* [Directions]:
- a) Shorten the paragraph that begins "The story that ended with Taylor's execution" in the account of William Robert Taylor's hanging below, and keep its main facts.
- b) According to the account of William Robert Taylor's hanging below, how old was Maria Jane when she died?
- c) Pick up the account of William Robert Taylor's hanging below and continue it from its last sentence.

* [Text]:

□ □ □

At noon on this date in 1862, William Robert Taylor was hanged at Lancaster Castle before a large crowd (some reports place the number at 100,000) for a shocking spree of violence that took four people’s lives, three of them children. In the 38­year­old man’s pocket was a handkerchief which, he was promised, would be delivered to his wife after his death.

The story that ended with Taylor’s execution began in October 1861, when he rented a shop in Manchester, England, from the real estate agency Evan Mellor and Son. The following month, Taylor complained to Mellor about the boiler, saying it was broken and the pipes were leaking and might burst at any time.

Whether Mellor had the repairs done or not was never established for sure. But the fact of the matter is that a few months later, on one Sunday in January, the pipes froze and then burst, killing one of Taylor’s four children: Maria Jane, aged seven. She was badly scalded and suffered horribly before dying.

Taylor asked Mellor to give him £50 in compensation for the tragedy.* Mellor refused.

The two men had already come into conflict with each other because Taylor was months behind in his rent. Now, they were enemies.

□ □ □

* [Entries supplied]:
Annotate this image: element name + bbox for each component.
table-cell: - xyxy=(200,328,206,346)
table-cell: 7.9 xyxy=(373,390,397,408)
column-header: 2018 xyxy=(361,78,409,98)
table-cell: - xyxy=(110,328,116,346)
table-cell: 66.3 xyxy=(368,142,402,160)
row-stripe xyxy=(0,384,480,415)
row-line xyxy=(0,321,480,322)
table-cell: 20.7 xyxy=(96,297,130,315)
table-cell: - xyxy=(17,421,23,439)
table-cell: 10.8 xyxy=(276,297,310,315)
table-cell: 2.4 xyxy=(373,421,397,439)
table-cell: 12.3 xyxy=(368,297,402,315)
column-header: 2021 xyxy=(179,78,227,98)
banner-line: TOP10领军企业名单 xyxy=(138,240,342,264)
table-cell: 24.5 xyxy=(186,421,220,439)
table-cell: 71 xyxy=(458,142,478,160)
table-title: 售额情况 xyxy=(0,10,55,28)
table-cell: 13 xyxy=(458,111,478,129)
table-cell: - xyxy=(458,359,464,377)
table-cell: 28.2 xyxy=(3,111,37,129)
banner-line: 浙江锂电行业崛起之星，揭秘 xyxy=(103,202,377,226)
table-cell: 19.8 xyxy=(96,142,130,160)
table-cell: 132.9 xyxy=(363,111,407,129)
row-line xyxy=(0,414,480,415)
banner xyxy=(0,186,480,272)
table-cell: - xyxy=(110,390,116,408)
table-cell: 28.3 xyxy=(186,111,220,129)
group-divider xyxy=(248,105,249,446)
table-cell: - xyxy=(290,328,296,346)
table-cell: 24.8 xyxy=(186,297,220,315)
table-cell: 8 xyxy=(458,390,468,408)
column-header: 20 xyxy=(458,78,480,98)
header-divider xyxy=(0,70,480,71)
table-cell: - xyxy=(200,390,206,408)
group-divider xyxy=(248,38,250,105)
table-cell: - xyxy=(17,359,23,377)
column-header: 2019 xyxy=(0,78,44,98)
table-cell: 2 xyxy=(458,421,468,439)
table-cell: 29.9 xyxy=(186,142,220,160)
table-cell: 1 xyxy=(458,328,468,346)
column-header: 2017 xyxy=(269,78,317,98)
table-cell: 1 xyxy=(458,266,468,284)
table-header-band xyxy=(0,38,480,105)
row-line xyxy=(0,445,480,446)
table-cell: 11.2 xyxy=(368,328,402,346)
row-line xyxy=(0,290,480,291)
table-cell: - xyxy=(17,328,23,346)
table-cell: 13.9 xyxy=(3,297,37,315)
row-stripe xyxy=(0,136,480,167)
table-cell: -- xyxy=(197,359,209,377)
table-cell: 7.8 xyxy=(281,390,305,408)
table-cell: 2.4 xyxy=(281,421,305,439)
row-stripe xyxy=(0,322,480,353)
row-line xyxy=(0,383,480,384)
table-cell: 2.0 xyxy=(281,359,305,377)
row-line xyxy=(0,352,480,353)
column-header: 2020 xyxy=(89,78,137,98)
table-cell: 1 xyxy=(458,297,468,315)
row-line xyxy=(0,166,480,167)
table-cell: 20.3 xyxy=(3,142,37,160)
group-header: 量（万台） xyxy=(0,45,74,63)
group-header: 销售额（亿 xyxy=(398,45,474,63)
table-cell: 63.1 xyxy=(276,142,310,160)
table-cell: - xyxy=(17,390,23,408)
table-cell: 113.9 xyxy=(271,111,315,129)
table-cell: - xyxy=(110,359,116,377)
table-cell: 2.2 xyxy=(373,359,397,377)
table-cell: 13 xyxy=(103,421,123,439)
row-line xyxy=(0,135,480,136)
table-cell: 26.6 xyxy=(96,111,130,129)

□ □ □

* [Outputs in order]:
- a) In October 1861, Taylor rented a shop in Manchester, England, from the real estate agency Evan Mellor and Son. A month later, he told Mellor that the boiler was broken and that its leaking pipes might burst at any time.

- b) She was seven years old.

- c)
The grief­stricken family soon ran into further financial trouble. They were short on food, short on coal, and had to bury little Maria in an unmarked pauper’s grave because they couldn’t afford a funeral. Within weeks, creditors showed up to repossess everything they owned, taking even the laundry that was hung out to dry, and snatching a comb right out of of the oldest child’s hand as she was fixing her hair.

The Taylor family’s belongings were not worth enough to pay the back rent, however, and Mellor instituted eviction proceedings. Taylor had no legal or even practical basis for continued resistance, but he had the embittered vitor of pride and injury to pit against his Dickensian landlord. Stubbornly, Taylor insisted on remaining with his family at their home in Britannia Buildings rather than submitting to a workhouse, even though by this time they were hungry and cold and had no furniture and nothing to wear but the clothes they stood in.

And Taylor pere had a seething grudge against Evan Mellor.

On May 16, 1862, Evan Mellor arrived at his offices at St. James’s Chambers, South King Street, and was met in the stairwell by William and his wife, Martha Ann Taylor. Both of them were armed, Martha with a gun and William with a carving knife ten inches long. Without warning, William Taylor stabbed Mellor in the chest eleven times, once penetrating the heart. The dying man stumbled downstairs and a porter saw him and rushed to his aid. In response, Martha Taylor shot the porter. The couple fled from the scene.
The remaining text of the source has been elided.